BRIEF => Reproduce every record exactly as it appears, but not the pictures.

● ● ● ●

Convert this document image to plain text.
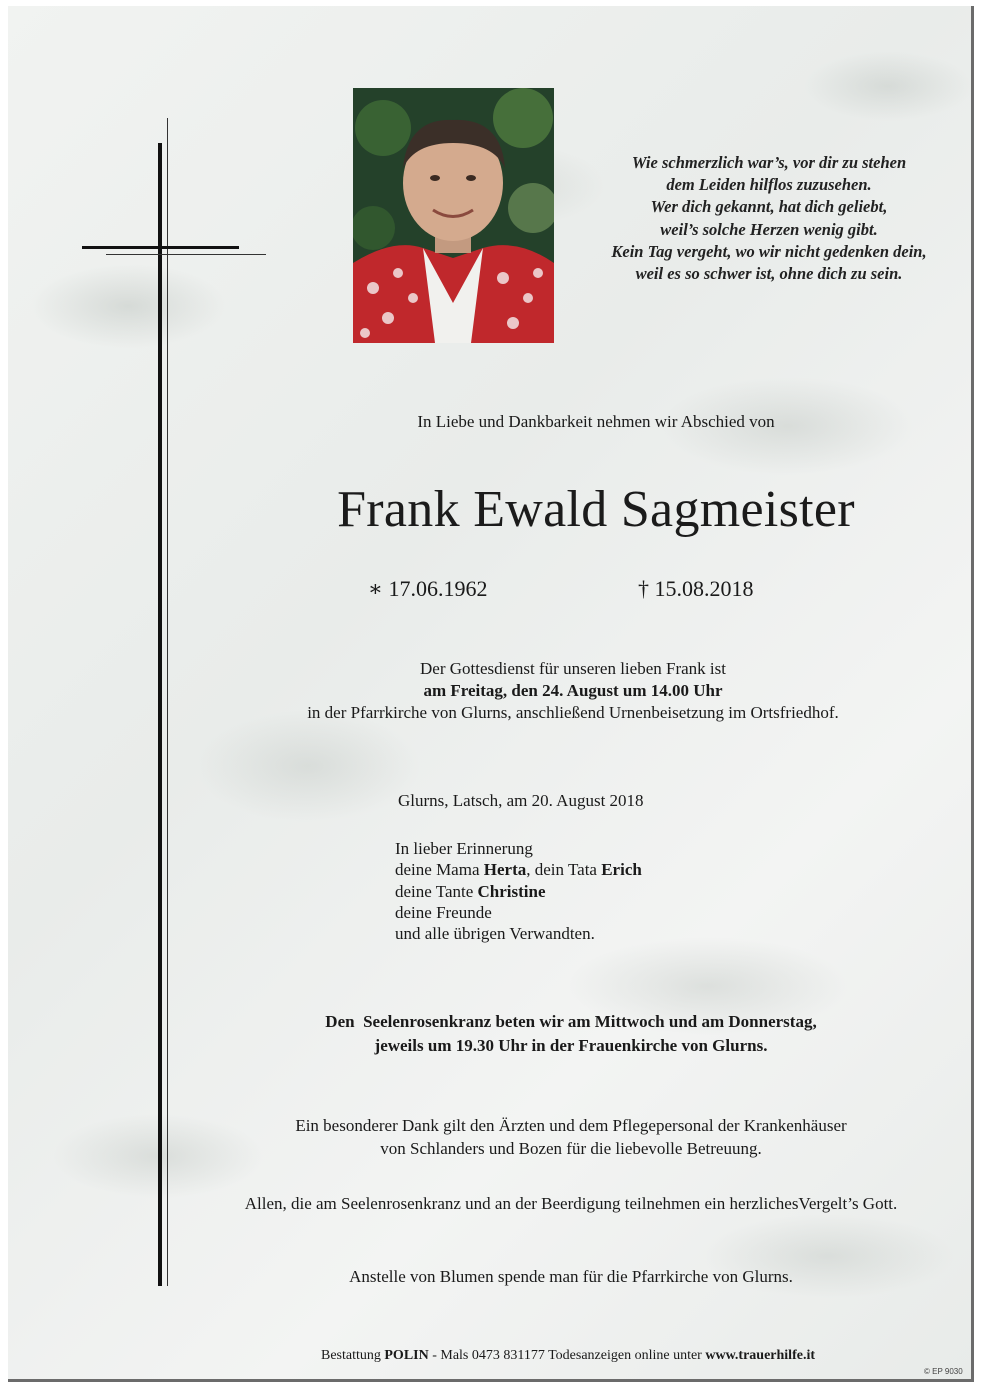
Wie schmerzlich war’s, vor dir zu stehen
dem Leiden hilflos zuzusehen.
Wer dich gekannt, hat dich geliebt,
weil’s solche Herzen wenig gibt.
Kein Tag vergeht, wo wir nicht gedenken dein,
weil es so schwer ist, ohne dich zu sein.
In Liebe und Dankbarkeit nehmen wir Abschied von
Frank Ewald Sagmeister
∗ 17.06.1962	† 15.08.2018
Der Gottesdienst für unseren lieben Frank ist
am Freitag, den 24. August um 14.00 Uhr
in der Pfarrkirche von Glurns, anschließend Urnenbeisetzung im Ortsfriedhof.
Glurns, Latsch, am 20. August 2018
In lieber Erinnerung
deine Mama Herta, dein Tata Erich
deine Tante Christine
deine Freunde
und alle übrigen Verwandten.
Den  Seelenrosenkranz beten wir am Mittwoch und am Donnerstag,
jeweils um 19.30 Uhr in der Frauenkirche von Glurns.
Ein besonderer Dank gilt den Ärzten und dem Pflegepersonal der Krankenhäuser
von Schlanders und Bozen für die liebevolle Betreuung.
Allen, die am Seelenrosenkranz und an der Beerdigung teilnehmen ein herzlichesVergelt’s Gott.
Anstelle von Blumen spende man für die Pfarrkirche von Glurns.
Bestattung POLIN - Mals 0473 831177 Todesanzeigen online unter www.trauerhilfe.it
© EP 9030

● ● ● ●

TASK ANSWER =>
Convert this document image to plain text.
Wie schmerzlich war’s, vor dir zu stehen
dem Leiden hilflos zuzusehen.
Wer dich gekannt, hat dich geliebt,
weil’s solche Herzen wenig gibt.
Kein Tag vergeht, wo wir nicht gedenken dein,
weil es so schwer ist, ohne dich zu sein.
In Liebe und Dankbarkeit nehmen wir Abschied von
Frank Ewald Sagmeister
∗ 17.06.1962	† 15.08.2018
Der Gottesdienst für unseren lieben Frank ist
am Freitag, den 24. August um 14.00 Uhr
in der Pfarrkirche von Glurns, anschließend Urnenbeisetzung im Ortsfriedhof.
Glurns, Latsch, am 20. August 2018
In lieber Erinnerung
deine Mama Herta, dein Tata Erich
deine Tante Christine
deine Freunde
und alle übrigen Verwandten.
Den  Seelenrosenkranz beten wir am Mittwoch und am Donnerstag,
jeweils um 19.30 Uhr in der Frauenkirche von Glurns.
Ein besonderer Dank gilt den Ärzten und dem Pflegepersonal der Krankenhäuser
von Schlanders und Bozen für die liebevolle Betreuung.
Allen, die am Seelenrosenkranz und an der Beerdigung teilnehmen ein herzlichesVergelt’s Gott.
Anstelle von Blumen spende man für die Pfarrkirche von Glurns.
Bestattung POLIN - Mals 0473 831177 Todesanzeigen online unter www.trauerhilfe.it
© EP 9030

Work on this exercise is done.